SET PROBLEM | Write out each line exactly as it stands, please.

PROVIDED INFORMATION |
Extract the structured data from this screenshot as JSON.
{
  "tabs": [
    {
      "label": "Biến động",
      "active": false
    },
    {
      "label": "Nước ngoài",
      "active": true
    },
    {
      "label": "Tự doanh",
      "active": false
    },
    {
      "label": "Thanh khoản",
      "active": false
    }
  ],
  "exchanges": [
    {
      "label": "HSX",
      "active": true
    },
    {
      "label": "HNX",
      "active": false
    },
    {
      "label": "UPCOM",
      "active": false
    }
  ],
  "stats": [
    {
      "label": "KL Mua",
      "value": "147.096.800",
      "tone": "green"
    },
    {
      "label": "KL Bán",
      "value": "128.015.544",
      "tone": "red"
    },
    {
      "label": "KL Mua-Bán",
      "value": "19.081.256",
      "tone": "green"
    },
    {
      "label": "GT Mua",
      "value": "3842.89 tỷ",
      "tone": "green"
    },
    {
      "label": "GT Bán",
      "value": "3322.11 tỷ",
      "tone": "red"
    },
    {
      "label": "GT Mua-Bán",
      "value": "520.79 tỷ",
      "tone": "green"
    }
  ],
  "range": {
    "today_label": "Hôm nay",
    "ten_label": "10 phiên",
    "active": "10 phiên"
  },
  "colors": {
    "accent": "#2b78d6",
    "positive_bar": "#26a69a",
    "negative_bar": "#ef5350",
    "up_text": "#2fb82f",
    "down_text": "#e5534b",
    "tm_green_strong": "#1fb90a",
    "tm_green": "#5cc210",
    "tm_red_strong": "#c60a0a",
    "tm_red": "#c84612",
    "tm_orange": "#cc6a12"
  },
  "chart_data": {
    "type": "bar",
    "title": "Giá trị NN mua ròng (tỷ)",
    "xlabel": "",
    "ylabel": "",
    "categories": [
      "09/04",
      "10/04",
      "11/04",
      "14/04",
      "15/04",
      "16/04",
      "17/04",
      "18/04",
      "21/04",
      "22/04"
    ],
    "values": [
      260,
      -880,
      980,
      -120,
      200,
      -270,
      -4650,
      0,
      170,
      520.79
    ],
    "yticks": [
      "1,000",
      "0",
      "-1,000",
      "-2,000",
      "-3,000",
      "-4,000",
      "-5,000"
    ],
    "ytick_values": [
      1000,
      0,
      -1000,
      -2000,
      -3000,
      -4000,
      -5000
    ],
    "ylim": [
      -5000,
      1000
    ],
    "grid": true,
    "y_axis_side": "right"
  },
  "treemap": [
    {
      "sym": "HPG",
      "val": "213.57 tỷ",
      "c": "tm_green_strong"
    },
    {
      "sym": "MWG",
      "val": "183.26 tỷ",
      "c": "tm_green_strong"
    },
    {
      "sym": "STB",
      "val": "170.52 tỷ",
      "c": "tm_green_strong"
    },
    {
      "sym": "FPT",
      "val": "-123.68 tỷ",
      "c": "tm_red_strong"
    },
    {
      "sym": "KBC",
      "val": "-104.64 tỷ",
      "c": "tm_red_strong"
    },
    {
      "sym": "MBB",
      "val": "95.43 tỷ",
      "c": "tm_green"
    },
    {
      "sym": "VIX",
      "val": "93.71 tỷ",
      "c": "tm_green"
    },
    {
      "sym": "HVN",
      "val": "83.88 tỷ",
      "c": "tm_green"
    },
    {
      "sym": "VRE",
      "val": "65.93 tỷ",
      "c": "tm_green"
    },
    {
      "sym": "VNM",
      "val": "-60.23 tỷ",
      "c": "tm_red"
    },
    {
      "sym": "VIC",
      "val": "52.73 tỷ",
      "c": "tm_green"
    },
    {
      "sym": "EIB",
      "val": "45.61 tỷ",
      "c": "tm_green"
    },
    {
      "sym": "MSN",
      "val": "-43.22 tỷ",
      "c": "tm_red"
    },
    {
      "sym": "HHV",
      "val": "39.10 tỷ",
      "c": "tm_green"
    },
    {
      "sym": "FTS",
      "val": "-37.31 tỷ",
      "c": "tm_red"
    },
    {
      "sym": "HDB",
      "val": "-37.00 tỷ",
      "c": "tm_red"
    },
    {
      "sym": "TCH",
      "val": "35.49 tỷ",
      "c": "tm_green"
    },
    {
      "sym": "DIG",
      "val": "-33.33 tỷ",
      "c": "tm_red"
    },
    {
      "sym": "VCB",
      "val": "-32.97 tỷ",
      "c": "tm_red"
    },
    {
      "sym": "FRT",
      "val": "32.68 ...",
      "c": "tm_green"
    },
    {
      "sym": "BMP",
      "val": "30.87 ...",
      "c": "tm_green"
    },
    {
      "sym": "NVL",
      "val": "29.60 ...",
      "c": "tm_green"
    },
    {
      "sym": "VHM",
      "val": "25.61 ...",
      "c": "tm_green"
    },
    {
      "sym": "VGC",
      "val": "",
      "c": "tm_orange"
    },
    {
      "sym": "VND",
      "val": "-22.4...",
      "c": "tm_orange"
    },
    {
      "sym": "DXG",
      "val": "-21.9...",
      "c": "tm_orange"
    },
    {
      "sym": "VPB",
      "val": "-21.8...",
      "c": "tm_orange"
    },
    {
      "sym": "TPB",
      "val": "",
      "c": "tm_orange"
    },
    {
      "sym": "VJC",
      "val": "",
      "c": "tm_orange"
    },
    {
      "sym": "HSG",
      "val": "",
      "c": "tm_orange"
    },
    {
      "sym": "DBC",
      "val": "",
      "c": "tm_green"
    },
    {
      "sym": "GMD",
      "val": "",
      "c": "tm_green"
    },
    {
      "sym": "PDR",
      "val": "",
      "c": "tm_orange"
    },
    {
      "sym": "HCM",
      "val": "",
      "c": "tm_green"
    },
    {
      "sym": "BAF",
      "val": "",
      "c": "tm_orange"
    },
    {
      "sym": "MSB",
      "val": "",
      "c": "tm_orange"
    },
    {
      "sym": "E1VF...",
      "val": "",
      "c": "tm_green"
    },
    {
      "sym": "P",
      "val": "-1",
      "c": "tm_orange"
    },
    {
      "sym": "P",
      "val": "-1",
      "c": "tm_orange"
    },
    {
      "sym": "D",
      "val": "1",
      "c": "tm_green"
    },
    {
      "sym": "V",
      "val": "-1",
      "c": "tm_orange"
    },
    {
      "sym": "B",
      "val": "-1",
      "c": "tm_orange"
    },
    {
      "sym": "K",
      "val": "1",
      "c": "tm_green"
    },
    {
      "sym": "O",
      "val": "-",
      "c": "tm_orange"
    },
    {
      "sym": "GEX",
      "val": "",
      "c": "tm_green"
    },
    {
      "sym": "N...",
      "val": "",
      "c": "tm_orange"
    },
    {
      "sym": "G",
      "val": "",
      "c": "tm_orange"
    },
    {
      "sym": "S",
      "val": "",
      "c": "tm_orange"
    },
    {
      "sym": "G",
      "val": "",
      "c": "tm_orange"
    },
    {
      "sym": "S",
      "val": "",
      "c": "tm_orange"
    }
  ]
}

SOLUTION FOR THIS EXERCISE |
Extract the structured data from this screenshot as JSON.
{
  "tabs": [
    {
      "label": "Biến động",
      "active": false
    },
    {
      "label": "Nước ngoài",
      "active": true
    },
    {
      "label": "Tự doanh",
      "active": false
    },
    {
      "label": "Thanh khoản",
      "active": false
    }
  ],
  "exchanges": [
    {
      "label": "HSX",
      "active": true
    },
    {
      "label": "HNX",
      "active": false
    },
    {
      "label": "UPCOM",
      "active": false
    }
  ],
  "stats": [
    {
      "label": "KL Mua",
      "value": "147.096.800",
      "tone": "green"
    },
    {
      "label": "KL Bán",
      "value": "128.015.544",
      "tone": "red"
    },
    {
      "label": "KL Mua-Bán",
      "value": "19.081.256",
      "tone": "green"
    },
    {
      "label": "GT Mua",
      "value": "3842.89 tỷ",
      "tone": "green"
    },
    {
      "label": "GT Bán",
      "value": "3322.11 tỷ",
      "tone": "red"
    },
    {
      "label": "GT Mua-Bán",
      "value": "520.79 tỷ",
      "tone": "green"
    }
  ],
  "range": {
    "today_label": "Hôm nay",
    "ten_label": "10 phiên",
    "active": "10 phiên"
  },
  "colors": {
    "accent": "#2b78d6",
    "positive_bar": "#26a69a",
    "negative_bar": "#ef5350",
    "up_text": "#2fb82f",
    "down_text": "#e5534b",
    "tm_green_strong": "#1fb90a",
    "tm_green": "#5cc210",
    "tm_red_strong": "#c60a0a",
    "tm_red": "#c84612",
    "tm_orange": "#cc6a12"
  },
  "chart_data": {
    "type": "bar",
    "title": "Giá trị NN mua ròng (tỷ)",
    "xlabel": "",
    "ylabel": "",
    "categories": [
      "09/04",
      "10/04",
      "11/04",
      "14/04",
      "15/04",
      "16/04",
      "17/04",
      "18/04",
      "21/04",
      "22/04"
    ],
    "values": [
      260,
      -880,
      980,
      -120,
      200,
      -270,
      -4650,
      0,
      170,
      520.79
    ],
    "yticks": [
      "1,000",
      "0",
      "-1,000",
      "-2,000",
      "-3,000",
      "-4,000",
      "-5,000"
    ],
    "ytick_values": [
      1000,
      0,
      -1000,
      -2000,
      -3000,
      -4000,
      -5000
    ],
    "ylim": [
      -5000,
      1000
    ],
    "grid": true,
    "y_axis_side": "right"
  },
  "treemap": [
    {
      "sym": "HPG",
      "val": "213.57 tỷ",
      "c": "tm_green_strong"
    },
    {
      "sym": "MWG",
      "val": "183.26 tỷ",
      "c": "tm_green_strong"
    },
    {
      "sym": "STB",
      "val": "170.52 tỷ",
      "c": "tm_green_strong"
    },
    {
      "sym": "FPT",
      "val": "-123.68 tỷ",
      "c": "tm_red_strong"
    },
    {
      "sym": "KBC",
      "val": "-104.64 tỷ",
      "c": "tm_red_strong"
    },
    {
      "sym": "MBB",
      "val": "95.43 tỷ",
      "c": "tm_green"
    },
    {
      "sym": "VIX",
      "val": "93.71 tỷ",
      "c": "tm_green"
    },
    {
      "sym": "HVN",
      "val": "83.88 tỷ",
      "c": "tm_green"
    },
    {
      "sym": "VRE",
      "val": "65.93 tỷ",
      "c": "tm_green"
    },
    {
      "sym": "VNM",
      "val": "-60.23 tỷ",
      "c": "tm_red"
    },
    {
      "sym": "VIC",
      "val": "52.73 tỷ",
      "c": "tm_green"
    },
    {
      "sym": "EIB",
      "val": "45.61 tỷ",
      "c": "tm_green"
    },
    {
      "sym": "MSN",
      "val": "-43.22 tỷ",
      "c": "tm_red"
    },
    {
      "sym": "HHV",
      "val": "39.10 tỷ",
      "c": "tm_green"
    },
    {
      "sym": "FTS",
      "val": "-37.31 tỷ",
      "c": "tm_red"
    },
    {
      "sym": "HDB",
      "val": "-37.00 tỷ",
      "c": "tm_red"
    },
    {
      "sym": "TCH",
      "val": "35.49 tỷ",
      "c": "tm_green"
    },
    {
      "sym": "DIG",
      "val": "-33.33 tỷ",
      "c": "tm_red"
    },
    {
      "sym": "VCB",
      "val": "-32.97 tỷ",
      "c": "tm_red"
    },
    {
      "sym": "FRT",
      "val": "32.68 ...",
      "c": "tm_green"
    },
    {
      "sym": "BMP",
      "val": "30.87 ...",
      "c": "tm_green"
    },
    {
      "sym": "NVL",
      "val": "29.60 ...",
      "c": "tm_green"
    },
    {
      "sym": "VHM",
      "val": "25.61 ...",
      "c": "tm_green"
    },
    {
      "sym": "VGC",
      "val": "",
      "c": "tm_orange"
    },
    {
      "sym": "VND",
      "val": "-22.4...",
      "c": "tm_orange"
    },
    {
      "sym": "DXG",
      "val": "-21.9...",
      "c": "tm_orange"
    },
    {
      "sym": "VPB",
      "val": "-21.8...",
      "c": "tm_orange"
    },
    {
      "sym": "TPB",
      "val": "",
      "c": "tm_orange"
    },
    {
      "sym": "VJC",
      "val": "",
      "c": "tm_orange"
    },
    {
      "sym": "HSG",
      "val": "",
      "c": "tm_orange"
    },
    {
      "sym": "DBC",
      "val": "",
      "c": "tm_green"
    },
    {
      "sym": "GMD",
      "val": "",
      "c": "tm_green"
    },
    {
      "sym": "PDR",
      "val": "",
      "c": "tm_orange"
    },
    {
      "sym": "HCM",
      "val": "",
      "c": "tm_green"
    },
    {
      "sym": "BAF",
      "val": "",
      "c": "tm_orange"
    },
    {
      "sym": "MSB",
      "val": "",
      "c": "tm_orange"
    },
    {
      "sym": "E1VF...",
      "val": "",
      "c": "tm_green"
    },
    {
      "sym": "P",
      "val": "-1",
      "c": "tm_orange"
    },
    {
      "sym": "P",
      "val": "-1",
      "c": "tm_orange"
    },
    {
      "sym": "D",
      "val": "1",
      "c": "tm_green"
    },
    {
      "sym": "V",
      "val": "-1",
      "c": "tm_orange"
    },
    {
      "sym": "B",
      "val": "-1",
      "c": "tm_orange"
    },
    {
      "sym": "K",
      "val": "1",
      "c": "tm_green"
    },
    {
      "sym": "O",
      "val": "-",
      "c": "tm_orange"
    },
    {
      "sym": "GEX",
      "val": "",
      "c": "tm_green"
    },
    {
      "sym": "N...",
      "val": "",
      "c": "tm_orange"
    },
    {
      "sym": "G",
      "val": "",
      "c": "tm_orange"
    },
    {
      "sym": "S",
      "val": "",
      "c": "tm_orange"
    },
    {
      "sym": "G",
      "val": "",
      "c": "tm_orange"
    },
    {
      "sym": "S",
      "val": "",
      "c": "tm_orange"
    }
  ]
}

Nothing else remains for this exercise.